* AIM:
Reproduce all entries verbatim, with nothing added or dropped.
Begin RECORDS SHOWN
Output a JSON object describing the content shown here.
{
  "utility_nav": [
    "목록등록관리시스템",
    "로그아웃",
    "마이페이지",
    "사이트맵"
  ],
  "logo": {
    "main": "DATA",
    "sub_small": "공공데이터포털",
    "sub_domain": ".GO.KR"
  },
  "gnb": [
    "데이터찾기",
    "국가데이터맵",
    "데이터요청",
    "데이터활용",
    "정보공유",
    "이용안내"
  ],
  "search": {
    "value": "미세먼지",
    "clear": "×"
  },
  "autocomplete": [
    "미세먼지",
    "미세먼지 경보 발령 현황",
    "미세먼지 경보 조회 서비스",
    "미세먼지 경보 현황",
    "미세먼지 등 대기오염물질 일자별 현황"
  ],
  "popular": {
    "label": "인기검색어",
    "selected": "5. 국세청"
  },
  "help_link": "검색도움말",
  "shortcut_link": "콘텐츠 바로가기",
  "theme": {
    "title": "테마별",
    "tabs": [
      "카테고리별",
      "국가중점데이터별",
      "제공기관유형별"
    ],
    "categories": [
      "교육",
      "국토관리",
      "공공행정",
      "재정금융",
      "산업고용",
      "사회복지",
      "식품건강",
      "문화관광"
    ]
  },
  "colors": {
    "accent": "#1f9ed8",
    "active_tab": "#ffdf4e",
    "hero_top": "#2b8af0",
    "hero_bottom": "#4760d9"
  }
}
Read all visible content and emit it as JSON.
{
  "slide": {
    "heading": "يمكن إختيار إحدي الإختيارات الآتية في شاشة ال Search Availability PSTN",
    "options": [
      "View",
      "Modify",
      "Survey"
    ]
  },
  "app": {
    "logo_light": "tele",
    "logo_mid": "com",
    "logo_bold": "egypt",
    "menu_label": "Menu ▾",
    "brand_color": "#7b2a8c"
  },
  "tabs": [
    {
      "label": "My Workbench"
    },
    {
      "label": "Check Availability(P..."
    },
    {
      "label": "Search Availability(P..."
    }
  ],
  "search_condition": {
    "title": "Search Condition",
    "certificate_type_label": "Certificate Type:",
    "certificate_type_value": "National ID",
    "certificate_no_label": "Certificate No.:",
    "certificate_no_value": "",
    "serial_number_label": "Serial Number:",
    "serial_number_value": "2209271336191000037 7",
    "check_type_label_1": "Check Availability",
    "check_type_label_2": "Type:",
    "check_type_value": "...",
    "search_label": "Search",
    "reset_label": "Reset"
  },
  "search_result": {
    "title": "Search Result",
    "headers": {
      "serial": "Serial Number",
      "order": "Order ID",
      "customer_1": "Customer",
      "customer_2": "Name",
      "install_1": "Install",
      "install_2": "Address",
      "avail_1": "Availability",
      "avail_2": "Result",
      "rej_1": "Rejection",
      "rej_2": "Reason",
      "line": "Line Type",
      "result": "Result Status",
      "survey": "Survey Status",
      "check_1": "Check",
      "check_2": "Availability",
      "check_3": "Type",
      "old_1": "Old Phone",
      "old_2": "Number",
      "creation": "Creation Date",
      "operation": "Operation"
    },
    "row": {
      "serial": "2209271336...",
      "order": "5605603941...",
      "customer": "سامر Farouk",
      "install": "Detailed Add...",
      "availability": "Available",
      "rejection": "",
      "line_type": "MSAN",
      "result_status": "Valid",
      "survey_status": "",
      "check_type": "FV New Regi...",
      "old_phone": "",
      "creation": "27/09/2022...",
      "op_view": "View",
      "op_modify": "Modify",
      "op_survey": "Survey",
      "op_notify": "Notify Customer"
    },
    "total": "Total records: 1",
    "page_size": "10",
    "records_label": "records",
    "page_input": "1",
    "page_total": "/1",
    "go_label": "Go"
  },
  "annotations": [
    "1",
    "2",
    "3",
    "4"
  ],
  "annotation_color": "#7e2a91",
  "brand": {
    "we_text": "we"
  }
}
End RECORDS SHOWN
* REPLY:
Output a JSON object describing the content shown here.
{
  "utility_nav": [
    "목록등록관리시스템",
    "로그아웃",
    "마이페이지",
    "사이트맵"
  ],
  "logo": {
    "main": "DATA",
    "sub_small": "공공데이터포털",
    "sub_domain": ".GO.KR"
  },
  "gnb": [
    "데이터찾기",
    "국가데이터맵",
    "데이터요청",
    "데이터활용",
    "정보공유",
    "이용안내"
  ],
  "search": {
    "value": "미세먼지",
    "clear": "×"
  },
  "autocomplete": [
    "미세먼지",
    "미세먼지 경보 발령 현황",
    "미세먼지 경보 조회 서비스",
    "미세먼지 경보 현황",
    "미세먼지 등 대기오염물질 일자별 현황"
  ],
  "popular": {
    "label": "인기검색어",
    "selected": "5. 국세청"
  },
  "help_link": "검색도움말",
  "shortcut_link": "콘텐츠 바로가기",
  "theme": {
    "title": "테마별",
    "tabs": [
      "카테고리별",
      "국가중점데이터별",
      "제공기관유형별"
    ],
    "categories": [
      "교육",
      "국토관리",
      "공공행정",
      "재정금융",
      "산업고용",
      "사회복지",
      "식품건강",
      "문화관광"
    ]
  },
  "colors": {
    "accent": "#1f9ed8",
    "active_tab": "#ffdf4e",
    "hero_top": "#2b8af0",
    "hero_bottom": "#4760d9"
  }
}
Read all visible content and emit it as JSON.
{
  "slide": {
    "heading": "يمكن إختيار إحدي الإختيارات الآتية في شاشة ال Search Availability PSTN",
    "options": [
      "View",
      "Modify",
      "Survey"
    ]
  },
  "app": {
    "logo_light": "tele",
    "logo_mid": "com",
    "logo_bold": "egypt",
    "menu_label": "Menu ▾",
    "brand_color": "#7b2a8c"
  },
  "tabs": [
    {
      "label": "My Workbench"
    },
    {
      "label": "Check Availability(P..."
    },
    {
      "label": "Search Availability(P..."
    }
  ],
  "search_condition": {
    "title": "Search Condition",
    "certificate_type_label": "Certificate Type:",
    "certificate_type_value": "National ID",
    "certificate_no_label": "Certificate No.:",
    "certificate_no_value": "",
    "serial_number_label": "Serial Number:",
    "serial_number_value": "2209271336191000037 7",
    "check_type_label_1": "Check Availability",
    "check_type_label_2": "Type:",
    "check_type_value": "...",
    "search_label": "Search",
    "reset_label": "Reset"
  },
  "search_result": {
    "title": "Search Result",
    "headers": {
      "serial": "Serial Number",
      "order": "Order ID",
      "customer_1": "Customer",
      "customer_2": "Name",
      "install_1": "Install",
      "install_2": "Address",
      "avail_1": "Availability",
      "avail_2": "Result",
      "rej_1": "Rejection",
      "rej_2": "Reason",
      "line": "Line Type",
      "result": "Result Status",
      "survey": "Survey Status",
      "check_1": "Check",
      "check_2": "Availability",
      "check_3": "Type",
      "old_1": "Old Phone",
      "old_2": "Number",
      "creation": "Creation Date",
      "operation": "Operation"
    },
    "row": {
      "serial": "2209271336...",
      "order": "5605603941...",
      "customer": "سامر Farouk",
      "install": "Detailed Add...",
      "availability": "Available",
      "rejection": "",
      "line_type": "MSAN",
      "result_status": "Valid",
      "survey_status": "",
      "check_type": "FV New Regi...",
      "old_phone": "",
      "creation": "27/09/2022...",
      "op_view": "View",
      "op_modify": "Modify",
      "op_survey": "Survey",
      "op_notify": "Notify Customer"
    },
    "total": "Total records: 1",
    "page_size": "10",
    "records_label": "records",
    "page_input": "1",
    "page_total": "/1",
    "go_label": "Go"
  },
  "annotations": [
    "1",
    "2",
    "3",
    "4"
  ],
  "annotation_color": "#7e2a91",
  "brand": {
    "we_text": "we"
  }
}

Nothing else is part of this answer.